» **SHORT TASK**:
Read the lines that follow and pick out every one containing the word "Firms".

· · · · · · ·

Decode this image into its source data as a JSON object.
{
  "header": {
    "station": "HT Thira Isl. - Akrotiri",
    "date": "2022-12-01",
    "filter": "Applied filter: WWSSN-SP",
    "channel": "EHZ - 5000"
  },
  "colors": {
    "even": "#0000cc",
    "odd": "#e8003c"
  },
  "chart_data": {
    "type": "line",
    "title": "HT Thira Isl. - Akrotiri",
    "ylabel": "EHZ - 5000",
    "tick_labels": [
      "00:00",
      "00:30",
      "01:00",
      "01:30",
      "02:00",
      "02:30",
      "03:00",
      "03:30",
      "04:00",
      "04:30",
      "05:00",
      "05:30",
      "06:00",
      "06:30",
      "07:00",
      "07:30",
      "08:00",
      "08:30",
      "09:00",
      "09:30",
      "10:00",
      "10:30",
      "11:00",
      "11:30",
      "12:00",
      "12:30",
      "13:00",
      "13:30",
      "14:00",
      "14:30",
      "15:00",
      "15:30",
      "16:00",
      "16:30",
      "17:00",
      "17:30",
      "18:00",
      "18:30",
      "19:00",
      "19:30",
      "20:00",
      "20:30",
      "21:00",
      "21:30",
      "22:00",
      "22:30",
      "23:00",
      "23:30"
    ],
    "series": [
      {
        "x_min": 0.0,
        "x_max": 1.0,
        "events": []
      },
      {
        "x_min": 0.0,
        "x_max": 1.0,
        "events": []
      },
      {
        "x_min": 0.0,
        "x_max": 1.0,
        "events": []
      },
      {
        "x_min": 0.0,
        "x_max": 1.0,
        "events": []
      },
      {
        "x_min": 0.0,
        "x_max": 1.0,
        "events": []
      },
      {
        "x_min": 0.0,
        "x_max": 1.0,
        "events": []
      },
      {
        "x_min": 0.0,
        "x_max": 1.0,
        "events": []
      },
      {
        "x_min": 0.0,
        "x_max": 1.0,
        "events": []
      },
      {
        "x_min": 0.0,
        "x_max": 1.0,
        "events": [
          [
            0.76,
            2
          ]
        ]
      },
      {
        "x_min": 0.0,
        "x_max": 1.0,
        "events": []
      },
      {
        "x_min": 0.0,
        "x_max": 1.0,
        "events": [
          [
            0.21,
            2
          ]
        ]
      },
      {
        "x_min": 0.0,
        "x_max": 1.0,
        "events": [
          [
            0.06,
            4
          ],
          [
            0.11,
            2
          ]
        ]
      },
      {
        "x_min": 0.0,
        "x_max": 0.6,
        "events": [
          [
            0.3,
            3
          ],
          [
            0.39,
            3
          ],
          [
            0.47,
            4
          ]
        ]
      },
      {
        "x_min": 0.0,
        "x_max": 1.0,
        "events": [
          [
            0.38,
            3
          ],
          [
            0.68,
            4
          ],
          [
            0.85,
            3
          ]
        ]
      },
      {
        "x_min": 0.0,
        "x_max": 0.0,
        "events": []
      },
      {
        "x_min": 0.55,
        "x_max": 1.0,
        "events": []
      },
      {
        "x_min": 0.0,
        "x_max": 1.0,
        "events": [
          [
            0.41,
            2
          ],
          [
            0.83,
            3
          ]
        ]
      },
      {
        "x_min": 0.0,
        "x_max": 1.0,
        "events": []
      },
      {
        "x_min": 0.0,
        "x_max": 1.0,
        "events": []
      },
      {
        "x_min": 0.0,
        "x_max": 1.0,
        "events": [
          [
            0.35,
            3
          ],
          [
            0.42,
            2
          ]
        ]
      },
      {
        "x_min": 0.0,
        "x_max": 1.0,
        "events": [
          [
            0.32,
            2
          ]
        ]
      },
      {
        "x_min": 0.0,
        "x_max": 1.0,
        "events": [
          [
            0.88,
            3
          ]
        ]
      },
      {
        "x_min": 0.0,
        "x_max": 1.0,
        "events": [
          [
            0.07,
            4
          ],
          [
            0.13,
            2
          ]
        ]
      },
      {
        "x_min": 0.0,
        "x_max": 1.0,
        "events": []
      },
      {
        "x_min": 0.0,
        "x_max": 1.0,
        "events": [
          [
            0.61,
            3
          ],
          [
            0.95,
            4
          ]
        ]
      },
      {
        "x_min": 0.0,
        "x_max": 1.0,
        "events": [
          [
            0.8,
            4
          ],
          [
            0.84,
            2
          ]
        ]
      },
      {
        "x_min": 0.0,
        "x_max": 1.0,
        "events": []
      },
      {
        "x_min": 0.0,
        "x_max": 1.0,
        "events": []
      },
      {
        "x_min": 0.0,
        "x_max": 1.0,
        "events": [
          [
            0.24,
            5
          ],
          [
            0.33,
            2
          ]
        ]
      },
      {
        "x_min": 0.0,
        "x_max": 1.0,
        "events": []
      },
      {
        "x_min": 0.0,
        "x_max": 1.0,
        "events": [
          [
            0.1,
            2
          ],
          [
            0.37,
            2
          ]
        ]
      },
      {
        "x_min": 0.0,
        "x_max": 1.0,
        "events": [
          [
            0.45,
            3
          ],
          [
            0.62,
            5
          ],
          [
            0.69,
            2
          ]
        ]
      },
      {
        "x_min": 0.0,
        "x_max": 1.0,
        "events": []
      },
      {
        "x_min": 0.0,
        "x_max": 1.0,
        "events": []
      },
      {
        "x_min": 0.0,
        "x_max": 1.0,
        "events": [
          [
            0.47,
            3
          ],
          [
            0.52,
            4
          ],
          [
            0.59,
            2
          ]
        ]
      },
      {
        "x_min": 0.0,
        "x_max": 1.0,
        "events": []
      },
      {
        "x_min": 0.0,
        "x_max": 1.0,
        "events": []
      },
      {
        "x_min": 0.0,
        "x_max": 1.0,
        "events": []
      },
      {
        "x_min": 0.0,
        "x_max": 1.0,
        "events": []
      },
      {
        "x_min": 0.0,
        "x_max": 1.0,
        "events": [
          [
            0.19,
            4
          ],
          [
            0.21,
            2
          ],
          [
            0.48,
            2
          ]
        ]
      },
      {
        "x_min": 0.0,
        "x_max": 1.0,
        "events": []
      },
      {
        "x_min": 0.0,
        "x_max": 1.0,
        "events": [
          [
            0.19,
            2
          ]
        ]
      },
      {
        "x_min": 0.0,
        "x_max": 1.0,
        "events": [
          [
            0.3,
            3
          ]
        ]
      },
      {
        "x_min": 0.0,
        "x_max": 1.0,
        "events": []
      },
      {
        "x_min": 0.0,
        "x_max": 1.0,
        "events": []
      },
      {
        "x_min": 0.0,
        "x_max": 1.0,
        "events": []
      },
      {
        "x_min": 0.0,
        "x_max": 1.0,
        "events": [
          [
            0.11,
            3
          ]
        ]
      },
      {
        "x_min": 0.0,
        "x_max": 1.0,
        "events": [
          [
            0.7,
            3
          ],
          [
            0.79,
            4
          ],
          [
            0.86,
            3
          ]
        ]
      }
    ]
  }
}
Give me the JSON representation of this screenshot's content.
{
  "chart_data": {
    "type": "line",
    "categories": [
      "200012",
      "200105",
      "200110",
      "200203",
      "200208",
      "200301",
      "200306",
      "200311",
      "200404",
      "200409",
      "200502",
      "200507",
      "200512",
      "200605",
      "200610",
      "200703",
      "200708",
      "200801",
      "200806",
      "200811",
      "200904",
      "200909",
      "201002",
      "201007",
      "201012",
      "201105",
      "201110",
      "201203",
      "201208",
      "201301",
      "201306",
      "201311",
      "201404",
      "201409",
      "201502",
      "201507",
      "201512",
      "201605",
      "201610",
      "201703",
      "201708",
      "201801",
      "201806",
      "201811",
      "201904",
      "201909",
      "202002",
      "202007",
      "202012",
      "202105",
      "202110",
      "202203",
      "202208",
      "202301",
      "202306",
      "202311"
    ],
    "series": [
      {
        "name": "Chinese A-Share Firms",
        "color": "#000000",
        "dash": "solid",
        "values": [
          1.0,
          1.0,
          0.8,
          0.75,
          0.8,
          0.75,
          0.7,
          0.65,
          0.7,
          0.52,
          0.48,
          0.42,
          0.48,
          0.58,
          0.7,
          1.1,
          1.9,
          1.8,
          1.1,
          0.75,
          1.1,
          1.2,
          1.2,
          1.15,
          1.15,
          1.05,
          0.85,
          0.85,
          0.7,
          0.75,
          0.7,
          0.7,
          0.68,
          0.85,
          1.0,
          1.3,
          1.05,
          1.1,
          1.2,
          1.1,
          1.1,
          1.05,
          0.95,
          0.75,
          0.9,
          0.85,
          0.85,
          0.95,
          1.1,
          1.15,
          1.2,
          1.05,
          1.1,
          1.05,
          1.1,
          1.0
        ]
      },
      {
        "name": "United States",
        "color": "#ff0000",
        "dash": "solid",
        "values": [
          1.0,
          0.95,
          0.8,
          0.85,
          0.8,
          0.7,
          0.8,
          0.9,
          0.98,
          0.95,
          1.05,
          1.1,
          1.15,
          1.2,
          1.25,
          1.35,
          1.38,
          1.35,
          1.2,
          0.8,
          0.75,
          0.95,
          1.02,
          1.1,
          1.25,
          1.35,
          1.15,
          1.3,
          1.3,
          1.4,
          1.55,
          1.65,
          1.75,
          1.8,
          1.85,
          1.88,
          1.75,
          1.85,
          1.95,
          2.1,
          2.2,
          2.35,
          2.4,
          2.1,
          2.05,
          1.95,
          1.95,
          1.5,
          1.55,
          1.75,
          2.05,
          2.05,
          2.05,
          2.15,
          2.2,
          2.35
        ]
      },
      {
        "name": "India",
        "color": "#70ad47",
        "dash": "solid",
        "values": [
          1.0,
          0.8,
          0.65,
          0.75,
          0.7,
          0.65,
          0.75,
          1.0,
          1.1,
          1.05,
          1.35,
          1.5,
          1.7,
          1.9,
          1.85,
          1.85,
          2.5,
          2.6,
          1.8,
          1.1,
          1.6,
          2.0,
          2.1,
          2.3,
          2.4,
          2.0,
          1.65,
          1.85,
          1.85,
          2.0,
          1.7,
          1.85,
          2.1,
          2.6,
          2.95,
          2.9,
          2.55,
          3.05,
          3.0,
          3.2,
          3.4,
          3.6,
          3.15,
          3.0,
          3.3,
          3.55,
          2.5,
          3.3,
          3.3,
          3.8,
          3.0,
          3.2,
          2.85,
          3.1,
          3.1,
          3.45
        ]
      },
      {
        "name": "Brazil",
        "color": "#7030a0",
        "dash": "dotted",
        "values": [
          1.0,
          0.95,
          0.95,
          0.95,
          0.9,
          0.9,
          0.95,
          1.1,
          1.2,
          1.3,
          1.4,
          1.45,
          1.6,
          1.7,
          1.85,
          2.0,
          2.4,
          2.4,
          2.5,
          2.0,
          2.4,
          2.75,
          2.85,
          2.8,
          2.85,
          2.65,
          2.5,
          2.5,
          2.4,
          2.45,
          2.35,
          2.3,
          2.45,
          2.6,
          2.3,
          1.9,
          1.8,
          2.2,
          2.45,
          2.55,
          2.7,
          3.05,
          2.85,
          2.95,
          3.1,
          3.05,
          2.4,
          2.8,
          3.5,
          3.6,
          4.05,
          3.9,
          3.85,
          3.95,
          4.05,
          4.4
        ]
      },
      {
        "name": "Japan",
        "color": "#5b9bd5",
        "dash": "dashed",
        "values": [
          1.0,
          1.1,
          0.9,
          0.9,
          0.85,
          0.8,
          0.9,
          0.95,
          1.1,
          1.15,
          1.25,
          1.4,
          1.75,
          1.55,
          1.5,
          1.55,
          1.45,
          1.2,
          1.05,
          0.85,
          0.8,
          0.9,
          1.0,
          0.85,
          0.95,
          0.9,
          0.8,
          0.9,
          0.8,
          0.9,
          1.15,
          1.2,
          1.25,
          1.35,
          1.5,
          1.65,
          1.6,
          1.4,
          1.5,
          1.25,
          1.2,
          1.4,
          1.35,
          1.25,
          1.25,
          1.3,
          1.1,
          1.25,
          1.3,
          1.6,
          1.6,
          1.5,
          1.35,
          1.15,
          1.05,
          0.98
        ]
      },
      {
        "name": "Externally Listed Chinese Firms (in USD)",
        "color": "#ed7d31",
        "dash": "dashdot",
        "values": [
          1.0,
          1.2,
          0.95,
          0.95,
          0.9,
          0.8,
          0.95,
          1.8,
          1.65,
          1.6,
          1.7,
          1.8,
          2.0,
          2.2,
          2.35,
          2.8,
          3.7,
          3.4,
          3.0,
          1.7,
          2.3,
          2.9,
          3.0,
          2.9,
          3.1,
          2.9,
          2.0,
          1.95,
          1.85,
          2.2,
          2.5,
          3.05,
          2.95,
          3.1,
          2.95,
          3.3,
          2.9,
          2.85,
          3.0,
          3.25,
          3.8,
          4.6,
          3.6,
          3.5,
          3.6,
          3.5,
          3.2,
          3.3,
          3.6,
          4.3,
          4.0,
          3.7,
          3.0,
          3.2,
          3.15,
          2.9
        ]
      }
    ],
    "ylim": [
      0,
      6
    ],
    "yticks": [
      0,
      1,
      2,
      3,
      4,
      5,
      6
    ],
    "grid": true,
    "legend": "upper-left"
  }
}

· · · · · · ·

» **THE RESULT**:
        "name": "Chinese A-Share Firms",
        "name": "Externally Listed Chinese Firms (in USD)",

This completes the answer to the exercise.